## Start TASK DATA
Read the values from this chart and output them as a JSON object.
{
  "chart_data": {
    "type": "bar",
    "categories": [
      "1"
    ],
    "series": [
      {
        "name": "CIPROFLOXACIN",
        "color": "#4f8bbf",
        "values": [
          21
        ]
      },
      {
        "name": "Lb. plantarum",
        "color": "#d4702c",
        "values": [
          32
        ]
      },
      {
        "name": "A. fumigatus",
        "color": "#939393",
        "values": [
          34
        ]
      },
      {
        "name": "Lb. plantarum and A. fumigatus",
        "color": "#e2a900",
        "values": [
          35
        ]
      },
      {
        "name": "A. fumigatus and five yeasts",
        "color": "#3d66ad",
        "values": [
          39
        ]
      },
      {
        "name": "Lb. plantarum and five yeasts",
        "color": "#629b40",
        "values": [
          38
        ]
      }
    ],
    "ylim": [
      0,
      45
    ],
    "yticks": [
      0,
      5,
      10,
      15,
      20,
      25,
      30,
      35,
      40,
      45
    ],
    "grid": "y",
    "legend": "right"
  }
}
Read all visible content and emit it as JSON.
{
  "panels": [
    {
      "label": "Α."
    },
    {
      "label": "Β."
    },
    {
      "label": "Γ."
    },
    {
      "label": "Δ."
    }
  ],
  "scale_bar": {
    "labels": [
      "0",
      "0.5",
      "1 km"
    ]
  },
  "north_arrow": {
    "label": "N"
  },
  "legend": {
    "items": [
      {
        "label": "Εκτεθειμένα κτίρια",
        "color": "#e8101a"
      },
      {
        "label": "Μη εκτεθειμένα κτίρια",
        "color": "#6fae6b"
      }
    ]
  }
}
## End TASK DATA
EXERCISE INSTRUCTIONS -> Every line above that contains the word "name" should be reported.

EXPECTED ANSWER ->
        "name": "CIPROFLOXACIN",
        "name": "Lb. plantarum",
        "name": "A. fumigatus",
        "name": "Lb. plantarum and A. fumigatus",
        "name": "A. fumigatus and five yeasts",
        "name": "Lb. plantarum and five yeasts",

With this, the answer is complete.